- EXTRACT -
________________________

# Lake Benbrook



## RATLTRAP (Sep 16, 2009)

Just wondering if anybody has ever been to this lake bass fishing. I am going for the first time on Saturday for a church tournament. Any help would be appreciated. Thanks.


----------



## Sunbeam (Feb 24, 2009)

I was there the day TP&W and US Corps of Engineers opened it to fishing. I was about 14 so it must have been around the summer of 1953. We caught a ton of perch and goo. I'll bet it has changed a lot since then. Thanks for jogging this old gray head to remember those good times. Hope you find them. I'll bet the other members of the congregation will help.


----------



## huntnetime (Jul 23, 2004)

Did a little bass fishing with a brother in law there a few years ago...we fished rattle traps along the dam and did not too shabby. Also, there was a big cove on the right end of the dam that we fished in that we caught bass in while worming. Also, caught a few black bass bouncing spoons near the dam. Sorry, that's all I've got.


----------



## RATLTRAP (Sep 16, 2009)

I appreciate the info. Thanks!


----------



## shadslinger (Aug 21, 2005)

I fished Lake Benbrook from one to 3 times a month from the time I was 5 to when I left home for college. 
With my father, and by myself when I got older. We fished for large mouth bass 90% of the time. We would fish for anything that was biting good when LMB were slow.
WE launched at a park on the West side of the lake most of the times, first one one that side I think, coming from Fort Worth.
We would leave out of a marina and head down the lake to our right as you go out the marina. There are several coves, big and small, that held at the time lines of stick ups of small trees and weeds about a 1/4 mile from the bank. There were some coves up from the marina as well, they were also good. The lake still had a lot of standing timber then.
Fishing parallel with those lines was all ways a bass catching pattern, and tossing into the little pockets along the line. It was what we did first.

________________________

- WRITTEN PROBLEM -
Please continue the Lake Benbrook bass fishing thread above, picking up right after its last sentence.

- DATA PROVIDED -
________________________

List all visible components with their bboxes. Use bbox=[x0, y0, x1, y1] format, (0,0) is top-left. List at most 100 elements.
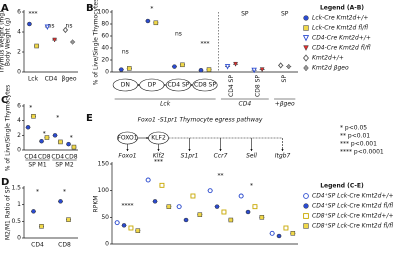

________________________

- REPLY TO THE TASK -
The lake had a good population of free roaming pelagic bass too. They would bust out on top water action out in front of the coves just off points like white bass. We used Kastmaster spoons for them, raced across the top and jigged after they went down.
We wouild troll Abrogasters, Hellbenders(with hooks), and Heddon Sonics across the long points if nothing else was working.
We eventually started using plastic worms all most exclusively as I got older.
I am sure that has all changed it was from 1960 to 1971.


----------



## ensignjason (Jan 8, 2007)

Benbrook is my home lake. I will be out there Saturday as well but fishing for hybrids and maybe crappie later on in the day. If I were you I would head in to Richardson Slough---just be VERY careful alot of dangerous trees in water 4ft to 45 ft deep there. If you head into RS there is a cover on the right (south side) that I would hit up---but I'm not much of a bass fisherman--just that is where I would start.


----------



## RATLTRAP (Sep 16, 2009)

Thanks SS and Jason for the info. If I were to look at a google earth map where would I find Richardson Slough? N S E W?


----------



## ensignjason (Jan 8, 2007)

If you are at Longhorn Park(the park near the east corner of the dam) it is the slough just south of there that heads east. The Christian school is on the north shore of the beginning of RS.


----------



## RATLTRAP (Sep 16, 2009)

Sweet! Thanks! If you see 20ft. Nitro running around with 2 guys and a girl stop and say hi.


----------



## ensignjason (Jan 8, 2007)

Cool I'm in a 17 ft Blue Wave.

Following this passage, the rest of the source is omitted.